▶ **PROBLEMA A RESOLVER**:
Copia todo el material que sigue línea por línea, sin alterar ningún carácter.

▶ **DATOS DEL EJERCICIO**:
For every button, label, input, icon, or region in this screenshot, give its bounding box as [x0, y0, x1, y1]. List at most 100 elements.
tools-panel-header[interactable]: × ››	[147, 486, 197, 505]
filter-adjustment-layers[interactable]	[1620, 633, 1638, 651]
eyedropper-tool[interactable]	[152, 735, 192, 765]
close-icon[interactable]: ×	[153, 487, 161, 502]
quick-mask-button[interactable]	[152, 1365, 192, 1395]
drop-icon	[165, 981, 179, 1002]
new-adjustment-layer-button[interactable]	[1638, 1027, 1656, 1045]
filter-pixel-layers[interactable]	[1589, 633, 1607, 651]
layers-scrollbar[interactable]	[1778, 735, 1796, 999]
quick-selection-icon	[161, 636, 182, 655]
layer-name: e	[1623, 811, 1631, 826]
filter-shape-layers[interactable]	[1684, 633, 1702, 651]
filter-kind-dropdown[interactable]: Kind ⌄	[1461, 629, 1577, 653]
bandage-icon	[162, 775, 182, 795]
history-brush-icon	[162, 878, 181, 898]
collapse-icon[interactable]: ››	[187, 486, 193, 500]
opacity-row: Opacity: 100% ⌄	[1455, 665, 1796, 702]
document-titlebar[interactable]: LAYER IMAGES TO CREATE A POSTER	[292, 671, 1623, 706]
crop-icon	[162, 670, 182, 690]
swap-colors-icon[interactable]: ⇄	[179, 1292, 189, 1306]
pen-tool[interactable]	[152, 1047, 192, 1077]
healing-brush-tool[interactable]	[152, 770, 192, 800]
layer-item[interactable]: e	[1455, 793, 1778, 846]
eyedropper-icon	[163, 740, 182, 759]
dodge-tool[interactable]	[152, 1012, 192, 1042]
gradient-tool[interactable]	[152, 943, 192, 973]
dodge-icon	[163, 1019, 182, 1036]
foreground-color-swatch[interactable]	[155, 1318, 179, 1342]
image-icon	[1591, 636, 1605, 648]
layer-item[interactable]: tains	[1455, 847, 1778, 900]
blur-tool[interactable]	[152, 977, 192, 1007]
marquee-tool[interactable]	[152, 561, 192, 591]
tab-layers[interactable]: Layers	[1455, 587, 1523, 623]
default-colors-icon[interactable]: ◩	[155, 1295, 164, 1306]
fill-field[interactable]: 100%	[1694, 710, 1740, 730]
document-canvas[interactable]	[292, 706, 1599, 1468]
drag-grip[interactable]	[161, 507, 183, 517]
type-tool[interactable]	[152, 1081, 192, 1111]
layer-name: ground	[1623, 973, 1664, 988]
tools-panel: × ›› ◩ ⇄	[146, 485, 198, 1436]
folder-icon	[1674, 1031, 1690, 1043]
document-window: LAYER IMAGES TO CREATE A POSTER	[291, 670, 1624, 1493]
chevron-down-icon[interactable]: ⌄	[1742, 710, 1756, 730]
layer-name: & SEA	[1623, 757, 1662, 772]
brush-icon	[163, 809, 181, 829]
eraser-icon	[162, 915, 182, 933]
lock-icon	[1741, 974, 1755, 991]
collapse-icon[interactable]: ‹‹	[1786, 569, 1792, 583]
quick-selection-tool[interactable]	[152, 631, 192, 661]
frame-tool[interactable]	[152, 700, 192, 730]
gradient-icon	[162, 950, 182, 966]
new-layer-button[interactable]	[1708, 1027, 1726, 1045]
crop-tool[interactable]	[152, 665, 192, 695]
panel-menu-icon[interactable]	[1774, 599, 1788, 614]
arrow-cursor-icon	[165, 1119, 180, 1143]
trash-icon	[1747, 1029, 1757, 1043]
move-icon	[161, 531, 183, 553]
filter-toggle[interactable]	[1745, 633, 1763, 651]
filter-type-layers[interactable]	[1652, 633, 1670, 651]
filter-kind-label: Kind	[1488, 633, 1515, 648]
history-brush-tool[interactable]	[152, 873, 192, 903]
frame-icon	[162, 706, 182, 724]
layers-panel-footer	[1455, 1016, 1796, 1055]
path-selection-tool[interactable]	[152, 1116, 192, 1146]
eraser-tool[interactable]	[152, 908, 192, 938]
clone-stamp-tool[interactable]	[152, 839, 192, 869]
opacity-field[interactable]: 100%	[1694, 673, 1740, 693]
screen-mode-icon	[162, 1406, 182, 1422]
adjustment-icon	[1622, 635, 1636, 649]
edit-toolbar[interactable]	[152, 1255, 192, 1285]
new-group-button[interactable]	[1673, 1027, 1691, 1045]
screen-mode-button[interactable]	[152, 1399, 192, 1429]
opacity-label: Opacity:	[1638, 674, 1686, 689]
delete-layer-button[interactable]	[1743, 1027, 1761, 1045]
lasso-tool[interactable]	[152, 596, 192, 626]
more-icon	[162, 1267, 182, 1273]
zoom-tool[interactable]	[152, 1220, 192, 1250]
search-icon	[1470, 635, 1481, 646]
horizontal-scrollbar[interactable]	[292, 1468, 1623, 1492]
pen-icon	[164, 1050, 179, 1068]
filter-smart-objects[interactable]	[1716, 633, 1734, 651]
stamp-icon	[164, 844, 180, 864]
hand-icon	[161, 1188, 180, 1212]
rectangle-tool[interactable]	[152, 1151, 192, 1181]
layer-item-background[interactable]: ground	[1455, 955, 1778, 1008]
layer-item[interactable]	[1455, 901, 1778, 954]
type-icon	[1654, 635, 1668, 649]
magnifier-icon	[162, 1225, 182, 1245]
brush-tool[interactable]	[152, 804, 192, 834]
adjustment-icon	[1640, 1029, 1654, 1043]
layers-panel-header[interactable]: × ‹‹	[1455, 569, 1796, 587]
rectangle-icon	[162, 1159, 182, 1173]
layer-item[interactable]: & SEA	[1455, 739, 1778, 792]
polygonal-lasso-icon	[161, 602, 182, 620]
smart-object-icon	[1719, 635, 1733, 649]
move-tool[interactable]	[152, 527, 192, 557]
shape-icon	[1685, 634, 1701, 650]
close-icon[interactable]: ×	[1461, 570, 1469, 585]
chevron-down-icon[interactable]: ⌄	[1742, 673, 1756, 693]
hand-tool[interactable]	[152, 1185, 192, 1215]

▶ **RESULTADO OBTENIDO**:
For every button, label, input, icon, or region in this screenshot, give its bounding box as [x0, y0, x1, y1]. List at most 100 elements.
tools-panel-header[interactable]: × ››	[147, 486, 197, 505]
filter-adjustment-layers[interactable]	[1620, 633, 1638, 651]
eyedropper-tool[interactable]	[152, 735, 192, 765]
close-icon[interactable]: ×	[153, 487, 161, 502]
quick-mask-button[interactable]	[152, 1365, 192, 1395]
drop-icon	[165, 981, 179, 1002]
new-adjustment-layer-button[interactable]	[1638, 1027, 1656, 1045]
filter-pixel-layers[interactable]	[1589, 633, 1607, 651]
layers-scrollbar[interactable]	[1778, 735, 1796, 999]
quick-selection-icon	[161, 636, 182, 655]
layer-name: e	[1623, 811, 1631, 826]
filter-shape-layers[interactable]	[1684, 633, 1702, 651]
filter-kind-dropdown[interactable]: Kind ⌄	[1461, 629, 1577, 653]
bandage-icon	[162, 775, 182, 795]
history-brush-icon	[162, 878, 181, 898]
collapse-icon[interactable]: ››	[187, 486, 193, 500]
opacity-row: Opacity: 100% ⌄	[1455, 665, 1796, 702]
document-titlebar[interactable]: LAYER IMAGES TO CREATE A POSTER	[292, 671, 1623, 706]
crop-icon	[162, 670, 182, 690]
swap-colors-icon[interactable]: ⇄	[179, 1292, 189, 1306]
pen-tool[interactable]	[152, 1047, 192, 1077]
healing-brush-tool[interactable]	[152, 770, 192, 800]
layer-item[interactable]: e	[1455, 793, 1778, 846]
eyedropper-icon	[163, 740, 182, 759]
dodge-tool[interactable]	[152, 1012, 192, 1042]
gradient-tool[interactable]	[152, 943, 192, 973]
dodge-icon	[163, 1019, 182, 1036]
foreground-color-swatch[interactable]	[155, 1318, 179, 1342]
image-icon	[1591, 636, 1605, 648]
layer-item[interactable]: tains	[1455, 847, 1778, 900]
blur-tool[interactable]	[152, 977, 192, 1007]
marquee-tool[interactable]	[152, 561, 192, 591]
tab-layers[interactable]: Layers	[1455, 587, 1523, 623]
default-colors-icon[interactable]: ◩	[155, 1295, 164, 1306]
fill-field[interactable]: 100%	[1694, 710, 1740, 730]
document-canvas[interactable]	[292, 706, 1599, 1468]
drag-grip[interactable]	[161, 507, 183, 517]
type-tool[interactable]	[152, 1081, 192, 1111]
layer-name: ground	[1623, 973, 1664, 988]
tools-panel: × ›› ◩ ⇄	[146, 485, 198, 1436]
folder-icon	[1674, 1031, 1690, 1043]
document-window: LAYER IMAGES TO CREATE A POSTER	[291, 670, 1624, 1493]
chevron-down-icon[interactable]: ⌄	[1742, 710, 1756, 730]
layer-name: & SEA	[1623, 757, 1662, 772]
brush-icon	[163, 809, 181, 829]
eraser-icon	[162, 915, 182, 933]
lock-icon	[1741, 974, 1755, 991]
collapse-icon[interactable]: ‹‹	[1786, 569, 1792, 583]
quick-selection-tool[interactable]	[152, 631, 192, 661]
frame-tool[interactable]	[152, 700, 192, 730]
gradient-icon	[162, 950, 182, 966]
new-layer-button[interactable]	[1708, 1027, 1726, 1045]
crop-tool[interactable]	[152, 665, 192, 695]
panel-menu-icon[interactable]	[1774, 599, 1788, 614]
arrow-cursor-icon	[165, 1119, 180, 1143]
trash-icon	[1747, 1029, 1757, 1043]
move-icon	[161, 531, 183, 553]
filter-toggle[interactable]	[1745, 633, 1763, 651]
filter-type-layers[interactable]	[1652, 633, 1670, 651]
filter-kind-label: Kind	[1488, 633, 1515, 648]
history-brush-tool[interactable]	[152, 873, 192, 903]
frame-icon	[162, 706, 182, 724]
layers-panel-footer	[1455, 1016, 1796, 1055]
path-selection-tool[interactable]	[152, 1116, 192, 1146]
eraser-tool[interactable]	[152, 908, 192, 938]
clone-stamp-tool[interactable]	[152, 839, 192, 869]
opacity-field[interactable]: 100%	[1694, 673, 1740, 693]
screen-mode-icon	[162, 1406, 182, 1422]
adjustment-icon	[1622, 635, 1636, 649]
edit-toolbar[interactable]	[152, 1255, 192, 1285]
new-group-button[interactable]	[1673, 1027, 1691, 1045]
screen-mode-button[interactable]	[152, 1399, 192, 1429]
opacity-label: Opacity:	[1638, 674, 1686, 689]
delete-layer-button[interactable]	[1743, 1027, 1761, 1045]
lasso-tool[interactable]	[152, 596, 192, 626]
more-icon	[162, 1267, 182, 1273]
zoom-tool[interactable]	[152, 1220, 192, 1250]
search-icon	[1470, 635, 1481, 646]
horizontal-scrollbar[interactable]	[292, 1468, 1623, 1492]
pen-icon	[164, 1050, 179, 1068]
filter-smart-objects[interactable]	[1716, 633, 1734, 651]
stamp-icon	[164, 844, 180, 864]
hand-icon	[161, 1188, 180, 1212]
rectangle-tool[interactable]	[152, 1151, 192, 1181]
layer-item-background[interactable]: ground	[1455, 955, 1778, 1008]
layer-item[interactable]	[1455, 901, 1778, 954]
type-icon	[1654, 635, 1668, 649]
magnifier-icon	[162, 1225, 182, 1245]
brush-tool[interactable]	[152, 804, 192, 834]
adjustment-icon	[1640, 1029, 1654, 1043]
layers-panel-header[interactable]: × ‹‹	[1455, 569, 1796, 587]
rectangle-icon	[162, 1159, 182, 1173]
layer-item[interactable]: & SEA	[1455, 739, 1778, 792]
polygonal-lasso-icon	[161, 602, 182, 620]
smart-object-icon	[1719, 635, 1733, 649]
move-tool[interactable]	[152, 527, 192, 557]
shape-icon	[1685, 634, 1701, 650]
close-icon[interactable]: ×	[1461, 570, 1469, 585]
chevron-down-icon[interactable]: ⌄	[1742, 673, 1756, 693]
hand-tool[interactable]	[152, 1185, 192, 1215]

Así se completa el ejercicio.